(Objective) Extract the data exactly, missing nothing.

(Records for processing)
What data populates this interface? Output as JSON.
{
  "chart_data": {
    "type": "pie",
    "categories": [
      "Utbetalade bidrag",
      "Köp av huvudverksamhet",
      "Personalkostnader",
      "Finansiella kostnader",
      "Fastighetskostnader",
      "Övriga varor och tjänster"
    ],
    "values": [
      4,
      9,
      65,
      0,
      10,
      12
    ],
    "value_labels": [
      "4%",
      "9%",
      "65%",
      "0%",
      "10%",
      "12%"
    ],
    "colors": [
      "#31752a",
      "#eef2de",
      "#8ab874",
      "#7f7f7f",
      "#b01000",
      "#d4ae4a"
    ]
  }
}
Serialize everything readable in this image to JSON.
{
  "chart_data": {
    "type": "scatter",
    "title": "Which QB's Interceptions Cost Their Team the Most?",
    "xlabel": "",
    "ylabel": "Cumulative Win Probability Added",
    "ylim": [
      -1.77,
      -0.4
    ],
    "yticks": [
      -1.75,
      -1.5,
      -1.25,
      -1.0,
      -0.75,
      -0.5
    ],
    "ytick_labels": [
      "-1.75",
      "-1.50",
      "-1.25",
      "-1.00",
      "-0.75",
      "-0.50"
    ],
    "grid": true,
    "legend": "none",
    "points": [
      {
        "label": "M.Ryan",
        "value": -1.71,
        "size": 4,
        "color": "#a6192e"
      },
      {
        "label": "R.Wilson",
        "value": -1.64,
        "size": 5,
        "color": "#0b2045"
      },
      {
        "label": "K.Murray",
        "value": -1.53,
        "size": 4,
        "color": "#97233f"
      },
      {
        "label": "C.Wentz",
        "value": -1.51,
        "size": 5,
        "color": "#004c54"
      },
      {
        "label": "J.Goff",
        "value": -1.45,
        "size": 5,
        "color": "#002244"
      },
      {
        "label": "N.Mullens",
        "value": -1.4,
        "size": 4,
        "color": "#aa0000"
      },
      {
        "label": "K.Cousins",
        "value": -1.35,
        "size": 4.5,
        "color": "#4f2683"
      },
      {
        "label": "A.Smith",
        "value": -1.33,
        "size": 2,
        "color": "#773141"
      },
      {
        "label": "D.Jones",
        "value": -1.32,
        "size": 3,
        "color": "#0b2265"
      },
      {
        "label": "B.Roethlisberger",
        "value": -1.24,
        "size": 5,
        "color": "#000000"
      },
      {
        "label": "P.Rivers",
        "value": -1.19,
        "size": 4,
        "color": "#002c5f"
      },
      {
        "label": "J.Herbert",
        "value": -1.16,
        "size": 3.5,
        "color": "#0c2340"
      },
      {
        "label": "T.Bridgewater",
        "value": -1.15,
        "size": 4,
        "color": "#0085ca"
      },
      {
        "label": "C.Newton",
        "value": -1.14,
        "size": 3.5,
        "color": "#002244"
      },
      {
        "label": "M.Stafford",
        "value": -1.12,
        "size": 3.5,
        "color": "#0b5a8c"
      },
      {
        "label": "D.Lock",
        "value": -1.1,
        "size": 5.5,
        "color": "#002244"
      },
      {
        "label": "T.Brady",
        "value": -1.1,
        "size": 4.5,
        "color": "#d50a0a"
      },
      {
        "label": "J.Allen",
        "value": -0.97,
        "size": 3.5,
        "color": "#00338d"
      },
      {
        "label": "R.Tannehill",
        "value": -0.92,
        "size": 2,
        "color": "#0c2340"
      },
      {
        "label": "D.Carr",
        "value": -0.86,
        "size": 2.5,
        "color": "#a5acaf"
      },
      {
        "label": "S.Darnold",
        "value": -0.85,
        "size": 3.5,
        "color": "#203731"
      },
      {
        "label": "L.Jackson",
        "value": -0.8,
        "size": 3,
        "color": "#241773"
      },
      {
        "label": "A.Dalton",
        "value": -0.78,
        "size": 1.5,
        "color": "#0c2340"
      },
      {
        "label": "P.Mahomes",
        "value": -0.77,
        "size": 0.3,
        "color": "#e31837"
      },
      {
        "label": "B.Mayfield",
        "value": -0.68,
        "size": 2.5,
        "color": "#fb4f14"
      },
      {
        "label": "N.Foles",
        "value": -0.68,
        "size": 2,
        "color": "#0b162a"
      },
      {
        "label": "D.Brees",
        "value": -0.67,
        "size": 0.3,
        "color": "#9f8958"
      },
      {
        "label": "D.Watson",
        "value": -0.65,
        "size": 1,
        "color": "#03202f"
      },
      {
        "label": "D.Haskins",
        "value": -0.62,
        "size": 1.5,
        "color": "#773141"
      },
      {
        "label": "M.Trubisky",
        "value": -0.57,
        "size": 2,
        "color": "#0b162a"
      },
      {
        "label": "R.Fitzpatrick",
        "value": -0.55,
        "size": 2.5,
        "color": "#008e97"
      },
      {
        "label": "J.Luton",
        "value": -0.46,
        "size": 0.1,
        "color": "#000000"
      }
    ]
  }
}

(Exercise solution)
What data populates this interface? Output as JSON.
{
  "chart_data": {
    "type": "pie",
    "categories": [
      "Utbetalade bidrag",
      "Köp av huvudverksamhet",
      "Personalkostnader",
      "Finansiella kostnader",
      "Fastighetskostnader",
      "Övriga varor och tjänster"
    ],
    "values": [
      4,
      9,
      65,
      0,
      10,
      12
    ],
    "value_labels": [
      "4%",
      "9%",
      "65%",
      "0%",
      "10%",
      "12%"
    ],
    "colors": [
      "#31752a",
      "#eef2de",
      "#8ab874",
      "#7f7f7f",
      "#b01000",
      "#d4ae4a"
    ]
  }
}
Serialize everything readable in this image to JSON.
{
  "chart_data": {
    "type": "scatter",
    "title": "Which QB's Interceptions Cost Their Team the Most?",
    "xlabel": "",
    "ylabel": "Cumulative Win Probability Added",
    "ylim": [
      -1.77,
      -0.4
    ],
    "yticks": [
      -1.75,
      -1.5,
      -1.25,
      -1.0,
      -0.75,
      -0.5
    ],
    "ytick_labels": [
      "-1.75",
      "-1.50",
      "-1.25",
      "-1.00",
      "-0.75",
      "-0.50"
    ],
    "grid": true,
    "legend": "none",
    "points": [
      {
        "label": "M.Ryan",
        "value": -1.71,
        "size": 4,
        "color": "#a6192e"
      },
      {
        "label": "R.Wilson",
        "value": -1.64,
        "size": 5,
        "color": "#0b2045"
      },
      {
        "label": "K.Murray",
        "value": -1.53,
        "size": 4,
        "color": "#97233f"
      },
      {
        "label": "C.Wentz",
        "value": -1.51,
        "size": 5,
        "color": "#004c54"
      },
      {
        "label": "J.Goff",
        "value": -1.45,
        "size": 5,
        "color": "#002244"
      },
      {
        "label": "N.Mullens",
        "value": -1.4,
        "size": 4,
        "color": "#aa0000"
      },
      {
        "label": "K.Cousins",
        "value": -1.35,
        "size": 4.5,
        "color": "#4f2683"
      },
      {
        "label": "A.Smith",
        "value": -1.33,
        "size": 2,
        "color": "#773141"
      },
      {
        "label": "D.Jones",
        "value": -1.32,
        "size": 3,
        "color": "#0b2265"
      },
      {
        "label": "B.Roethlisberger",
        "value": -1.24,
        "size": 5,
        "color": "#000000"
      },
      {
        "label": "P.Rivers",
        "value": -1.19,
        "size": 4,
        "color": "#002c5f"
      },
      {
        "label": "J.Herbert",
        "value": -1.16,
        "size": 3.5,
        "color": "#0c2340"
      },
      {
        "label": "T.Bridgewater",
        "value": -1.15,
        "size": 4,
        "color": "#0085ca"
      },
      {
        "label": "C.Newton",
        "value": -1.14,
        "size": 3.5,
        "color": "#002244"
      },
      {
        "label": "M.Stafford",
        "value": -1.12,
        "size": 3.5,
        "color": "#0b5a8c"
      },
      {
        "label": "D.Lock",
        "value": -1.1,
        "size": 5.5,
        "color": "#002244"
      },
      {
        "label": "T.Brady",
        "value": -1.1,
        "size": 4.5,
        "color": "#d50a0a"
      },
      {
        "label": "J.Allen",
        "value": -0.97,
        "size": 3.5,
        "color": "#00338d"
      },
      {
        "label": "R.Tannehill",
        "value": -0.92,
        "size": 2,
        "color": "#0c2340"
      },
      {
        "label": "D.Carr",
        "value": -0.86,
        "size": 2.5,
        "color": "#a5acaf"
      },
      {
        "label": "S.Darnold",
        "value": -0.85,
        "size": 3.5,
        "color": "#203731"
      },
      {
        "label": "L.Jackson",
        "value": -0.8,
        "size": 3,
        "color": "#241773"
      },
      {
        "label": "A.Dalton",
        "value": -0.78,
        "size": 1.5,
        "color": "#0c2340"
      },
      {
        "label": "P.Mahomes",
        "value": -0.77,
        "size": 0.3,
        "color": "#e31837"
      },
      {
        "label": "B.Mayfield",
        "value": -0.68,
        "size": 2.5,
        "color": "#fb4f14"
      },
      {
        "label": "N.Foles",
        "value": -0.68,
        "size": 2,
        "color": "#0b162a"
      },
      {
        "label": "D.Brees",
        "value": -0.67,
        "size": 0.3,
        "color": "#9f8958"
      },
      {
        "label": "D.Watson",
        "value": -0.65,
        "size": 1,
        "color": "#03202f"
      },
      {
        "label": "D.Haskins",
        "value": -0.62,
        "size": 1.5,
        "color": "#773141"
      },
      {
        "label": "M.Trubisky",
        "value": -0.57,
        "size": 2,
        "color": "#0b162a"
      },
      {
        "label": "R.Fitzpatrick",
        "value": -0.55,
        "size": 2.5,
        "color": "#008e97"
      },
      {
        "label": "J.Luton",
        "value": -0.46,
        "size": 0.1,
        "color": "#000000"
      }
    ]
  }
}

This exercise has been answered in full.